**TASK BRIEF**
Below are some entries; can you quote all of them exactly?

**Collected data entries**
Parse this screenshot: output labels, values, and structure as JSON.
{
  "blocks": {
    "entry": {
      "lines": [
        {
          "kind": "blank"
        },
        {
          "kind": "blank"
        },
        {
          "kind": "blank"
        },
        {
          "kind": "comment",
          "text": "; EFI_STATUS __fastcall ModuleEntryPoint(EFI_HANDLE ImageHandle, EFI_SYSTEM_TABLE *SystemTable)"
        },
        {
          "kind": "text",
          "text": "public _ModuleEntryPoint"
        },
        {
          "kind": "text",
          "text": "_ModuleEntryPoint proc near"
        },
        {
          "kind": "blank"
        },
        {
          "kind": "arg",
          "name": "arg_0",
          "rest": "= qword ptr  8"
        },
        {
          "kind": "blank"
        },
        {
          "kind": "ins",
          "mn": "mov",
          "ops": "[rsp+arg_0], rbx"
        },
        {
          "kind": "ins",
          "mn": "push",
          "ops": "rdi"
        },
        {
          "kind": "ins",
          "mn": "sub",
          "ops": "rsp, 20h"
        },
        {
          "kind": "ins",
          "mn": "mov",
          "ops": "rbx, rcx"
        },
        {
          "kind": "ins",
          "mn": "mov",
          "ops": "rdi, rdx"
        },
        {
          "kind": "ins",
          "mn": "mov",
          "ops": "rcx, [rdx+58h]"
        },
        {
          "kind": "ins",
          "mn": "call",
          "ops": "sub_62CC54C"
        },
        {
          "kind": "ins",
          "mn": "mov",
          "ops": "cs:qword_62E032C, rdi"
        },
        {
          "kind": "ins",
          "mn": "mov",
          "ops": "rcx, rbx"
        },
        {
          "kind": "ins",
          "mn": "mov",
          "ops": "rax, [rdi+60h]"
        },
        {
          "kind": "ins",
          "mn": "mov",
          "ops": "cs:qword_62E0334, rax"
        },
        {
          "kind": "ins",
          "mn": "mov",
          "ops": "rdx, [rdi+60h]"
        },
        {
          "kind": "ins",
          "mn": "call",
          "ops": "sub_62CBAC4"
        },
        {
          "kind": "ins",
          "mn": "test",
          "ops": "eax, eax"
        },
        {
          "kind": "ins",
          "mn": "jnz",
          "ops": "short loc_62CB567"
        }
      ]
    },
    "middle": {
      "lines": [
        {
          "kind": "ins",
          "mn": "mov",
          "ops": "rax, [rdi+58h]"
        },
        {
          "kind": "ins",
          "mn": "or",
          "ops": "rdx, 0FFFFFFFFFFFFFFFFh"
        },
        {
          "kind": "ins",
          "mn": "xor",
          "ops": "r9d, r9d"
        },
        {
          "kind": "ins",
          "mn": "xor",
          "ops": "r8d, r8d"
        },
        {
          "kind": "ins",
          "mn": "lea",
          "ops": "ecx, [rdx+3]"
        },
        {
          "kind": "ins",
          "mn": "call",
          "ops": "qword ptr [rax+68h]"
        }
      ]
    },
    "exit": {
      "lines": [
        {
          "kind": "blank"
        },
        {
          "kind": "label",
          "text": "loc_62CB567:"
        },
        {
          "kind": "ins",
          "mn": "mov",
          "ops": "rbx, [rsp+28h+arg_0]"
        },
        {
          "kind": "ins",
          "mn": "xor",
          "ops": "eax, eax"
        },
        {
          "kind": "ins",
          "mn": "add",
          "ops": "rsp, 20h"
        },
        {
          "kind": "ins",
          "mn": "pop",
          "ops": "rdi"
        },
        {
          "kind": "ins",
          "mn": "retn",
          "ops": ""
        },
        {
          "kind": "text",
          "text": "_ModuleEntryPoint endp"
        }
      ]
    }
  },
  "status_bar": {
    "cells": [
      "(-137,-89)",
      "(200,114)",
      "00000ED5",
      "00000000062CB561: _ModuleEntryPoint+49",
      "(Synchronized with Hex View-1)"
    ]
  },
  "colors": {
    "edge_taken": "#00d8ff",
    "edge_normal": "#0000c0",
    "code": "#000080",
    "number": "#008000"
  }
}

**WRITTEN RESPONSE**
Parse this screenshot: output labels, values, and structure as JSON.
{
  "blocks": {
    "entry": {
      "lines": [
        {
          "kind": "blank"
        },
        {
          "kind": "blank"
        },
        {
          "kind": "blank"
        },
        {
          "kind": "comment",
          "text": "; EFI_STATUS __fastcall ModuleEntryPoint(EFI_HANDLE ImageHandle, EFI_SYSTEM_TABLE *SystemTable)"
        },
        {
          "kind": "text",
          "text": "public _ModuleEntryPoint"
        },
        {
          "kind": "text",
          "text": "_ModuleEntryPoint proc near"
        },
        {
          "kind": "blank"
        },
        {
          "kind": "arg",
          "name": "arg_0",
          "rest": "= qword ptr  8"
        },
        {
          "kind": "blank"
        },
        {
          "kind": "ins",
          "mn": "mov",
          "ops": "[rsp+arg_0], rbx"
        },
        {
          "kind": "ins",
          "mn": "push",
          "ops": "rdi"
        },
        {
          "kind": "ins",
          "mn": "sub",
          "ops": "rsp, 20h"
        },
        {
          "kind": "ins",
          "mn": "mov",
          "ops": "rbx, rcx"
        },
        {
          "kind": "ins",
          "mn": "mov",
          "ops": "rdi, rdx"
        },
        {
          "kind": "ins",
          "mn": "mov",
          "ops": "rcx, [rdx+58h]"
        },
        {
          "kind": "ins",
          "mn": "call",
          "ops": "sub_62CC54C"
        },
        {
          "kind": "ins",
          "mn": "mov",
          "ops": "cs:qword_62E032C, rdi"
        },
        {
          "kind": "ins",
          "mn": "mov",
          "ops": "rcx, rbx"
        },
        {
          "kind": "ins",
          "mn": "mov",
          "ops": "rax, [rdi+60h]"
        },
        {
          "kind": "ins",
          "mn": "mov",
          "ops": "cs:qword_62E0334, rax"
        },
        {
          "kind": "ins",
          "mn": "mov",
          "ops": "rdx, [rdi+60h]"
        },
        {
          "kind": "ins",
          "mn": "call",
          "ops": "sub_62CBAC4"
        },
        {
          "kind": "ins",
          "mn": "test",
          "ops": "eax, eax"
        },
        {
          "kind": "ins",
          "mn": "jnz",
          "ops": "short loc_62CB567"
        }
      ]
    },
    "middle": {
      "lines": [
        {
          "kind": "ins",
          "mn": "mov",
          "ops": "rax, [rdi+58h]"
        },
        {
          "kind": "ins",
          "mn": "or",
          "ops": "rdx, 0FFFFFFFFFFFFFFFFh"
        },
        {
          "kind": "ins",
          "mn": "xor",
          "ops": "r9d, r9d"
        },
        {
          "kind": "ins",
          "mn": "xor",
          "ops": "r8d, r8d"
        },
        {
          "kind": "ins",
          "mn": "lea",
          "ops": "ecx, [rdx+3]"
        },
        {
          "kind": "ins",
          "mn": "call",
          "ops": "qword ptr [rax+68h]"
        }
      ]
    },
    "exit": {
      "lines": [
        {
          "kind": "blank"
        },
        {
          "kind": "label",
          "text": "loc_62CB567:"
        },
        {
          "kind": "ins",
          "mn": "mov",
          "ops": "rbx, [rsp+28h+arg_0]"
        },
        {
          "kind": "ins",
          "mn": "xor",
          "ops": "eax, eax"
        },
        {
          "kind": "ins",
          "mn": "add",
          "ops": "rsp, 20h"
        },
        {
          "kind": "ins",
          "mn": "pop",
          "ops": "rdi"
        },
        {
          "kind": "ins",
          "mn": "retn",
          "ops": ""
        },
        {
          "kind": "text",
          "text": "_ModuleEntryPoint endp"
        }
      ]
    }
  },
  "status_bar": {
    "cells": [
      "(-137,-89)",
      "(200,114)",
      "00000ED5",
      "00000000062CB561: _ModuleEntryPoint+49",
      "(Synchronized with Hex View-1)"
    ]
  },
  "colors": {
    "edge_taken": "#00d8ff",
    "edge_normal": "#0000c0",
    "code": "#000080",
    "number": "#008000"
  }
}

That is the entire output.